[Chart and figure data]
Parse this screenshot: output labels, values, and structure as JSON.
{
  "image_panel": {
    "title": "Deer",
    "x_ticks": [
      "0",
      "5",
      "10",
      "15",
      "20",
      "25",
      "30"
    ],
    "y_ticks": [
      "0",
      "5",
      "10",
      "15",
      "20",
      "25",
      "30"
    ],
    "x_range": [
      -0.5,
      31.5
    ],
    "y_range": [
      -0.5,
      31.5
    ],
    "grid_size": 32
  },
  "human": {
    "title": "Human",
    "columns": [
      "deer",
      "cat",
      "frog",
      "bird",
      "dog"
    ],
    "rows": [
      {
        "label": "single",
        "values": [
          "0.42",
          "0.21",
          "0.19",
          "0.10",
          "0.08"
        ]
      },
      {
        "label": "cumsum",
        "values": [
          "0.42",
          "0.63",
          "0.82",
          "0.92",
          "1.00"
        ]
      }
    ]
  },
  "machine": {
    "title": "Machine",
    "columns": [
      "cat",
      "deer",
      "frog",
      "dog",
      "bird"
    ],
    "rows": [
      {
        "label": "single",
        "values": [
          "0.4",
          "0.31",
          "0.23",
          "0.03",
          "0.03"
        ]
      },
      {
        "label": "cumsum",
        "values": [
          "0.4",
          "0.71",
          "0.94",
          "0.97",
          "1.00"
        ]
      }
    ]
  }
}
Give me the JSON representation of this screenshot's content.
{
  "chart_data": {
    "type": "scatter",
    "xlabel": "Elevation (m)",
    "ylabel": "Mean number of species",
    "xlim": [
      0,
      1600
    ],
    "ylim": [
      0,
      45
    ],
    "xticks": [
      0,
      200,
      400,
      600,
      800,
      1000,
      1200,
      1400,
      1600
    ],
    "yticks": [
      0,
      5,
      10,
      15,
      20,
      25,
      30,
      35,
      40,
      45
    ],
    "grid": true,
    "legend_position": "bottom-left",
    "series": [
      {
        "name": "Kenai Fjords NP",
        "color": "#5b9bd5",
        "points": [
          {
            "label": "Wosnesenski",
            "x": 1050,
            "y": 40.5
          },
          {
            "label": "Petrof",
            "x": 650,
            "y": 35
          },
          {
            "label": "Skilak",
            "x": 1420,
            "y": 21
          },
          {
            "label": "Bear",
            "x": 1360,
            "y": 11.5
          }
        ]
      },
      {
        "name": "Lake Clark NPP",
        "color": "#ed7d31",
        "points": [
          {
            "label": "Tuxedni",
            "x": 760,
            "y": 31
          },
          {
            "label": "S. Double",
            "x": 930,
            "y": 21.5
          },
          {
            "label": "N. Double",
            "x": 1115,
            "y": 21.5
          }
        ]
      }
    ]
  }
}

_TASK BRIEF_: Repeat the data in its entirety, character for character.

_ANSWER TO THIS PROBLEM_:
Parse this screenshot: output labels, values, and structure as JSON.
{
  "image_panel": {
    "title": "Deer",
    "x_ticks": [
      "0",
      "5",
      "10",
      "15",
      "20",
      "25",
      "30"
    ],
    "y_ticks": [
      "0",
      "5",
      "10",
      "15",
      "20",
      "25",
      "30"
    ],
    "x_range": [
      -0.5,
      31.5
    ],
    "y_range": [
      -0.5,
      31.5
    ],
    "grid_size": 32
  },
  "human": {
    "title": "Human",
    "columns": [
      "deer",
      "cat",
      "frog",
      "bird",
      "dog"
    ],
    "rows": [
      {
        "label": "single",
        "values": [
          "0.42",
          "0.21",
          "0.19",
          "0.10",
          "0.08"
        ]
      },
      {
        "label": "cumsum",
        "values": [
          "0.42",
          "0.63",
          "0.82",
          "0.92",
          "1.00"
        ]
      }
    ]
  },
  "machine": {
    "title": "Machine",
    "columns": [
      "cat",
      "deer",
      "frog",
      "dog",
      "bird"
    ],
    "rows": [
      {
        "label": "single",
        "values": [
          "0.4",
          "0.31",
          "0.23",
          "0.03",
          "0.03"
        ]
      },
      {
        "label": "cumsum",
        "values": [
          "0.4",
          "0.71",
          "0.94",
          "0.97",
          "1.00"
        ]
      }
    ]
  }
}
Give me the JSON representation of this screenshot's content.
{
  "chart_data": {
    "type": "scatter",
    "xlabel": "Elevation (m)",
    "ylabel": "Mean number of species",
    "xlim": [
      0,
      1600
    ],
    "ylim": [
      0,
      45
    ],
    "xticks": [
      0,
      200,
      400,
      600,
      800,
      1000,
      1200,
      1400,
      1600
    ],
    "yticks": [
      0,
      5,
      10,
      15,
      20,
      25,
      30,
      35,
      40,
      45
    ],
    "grid": true,
    "legend_position": "bottom-left",
    "series": [
      {
        "name": "Kenai Fjords NP",
        "color": "#5b9bd5",
        "points": [
          {
            "label": "Wosnesenski",
            "x": 1050,
            "y": 40.5
          },
          {
            "label": "Petrof",
            "x": 650,
            "y": 35
          },
          {
            "label": "Skilak",
            "x": 1420,
            "y": 21
          },
          {
            "label": "Bear",
            "x": 1360,
            "y": 11.5
          }
        ]
      },
      {
        "name": "Lake Clark NPP",
        "color": "#ed7d31",
        "points": [
          {
            "label": "Tuxedni",
            "x": 760,
            "y": 31
          },
          {
            "label": "S. Double",
            "x": 930,
            "y": 21.5
          },
          {
            "label": "N. Double",
            "x": 1115,
            "y": 21.5
          }
        ]
      }
    ]
  }
}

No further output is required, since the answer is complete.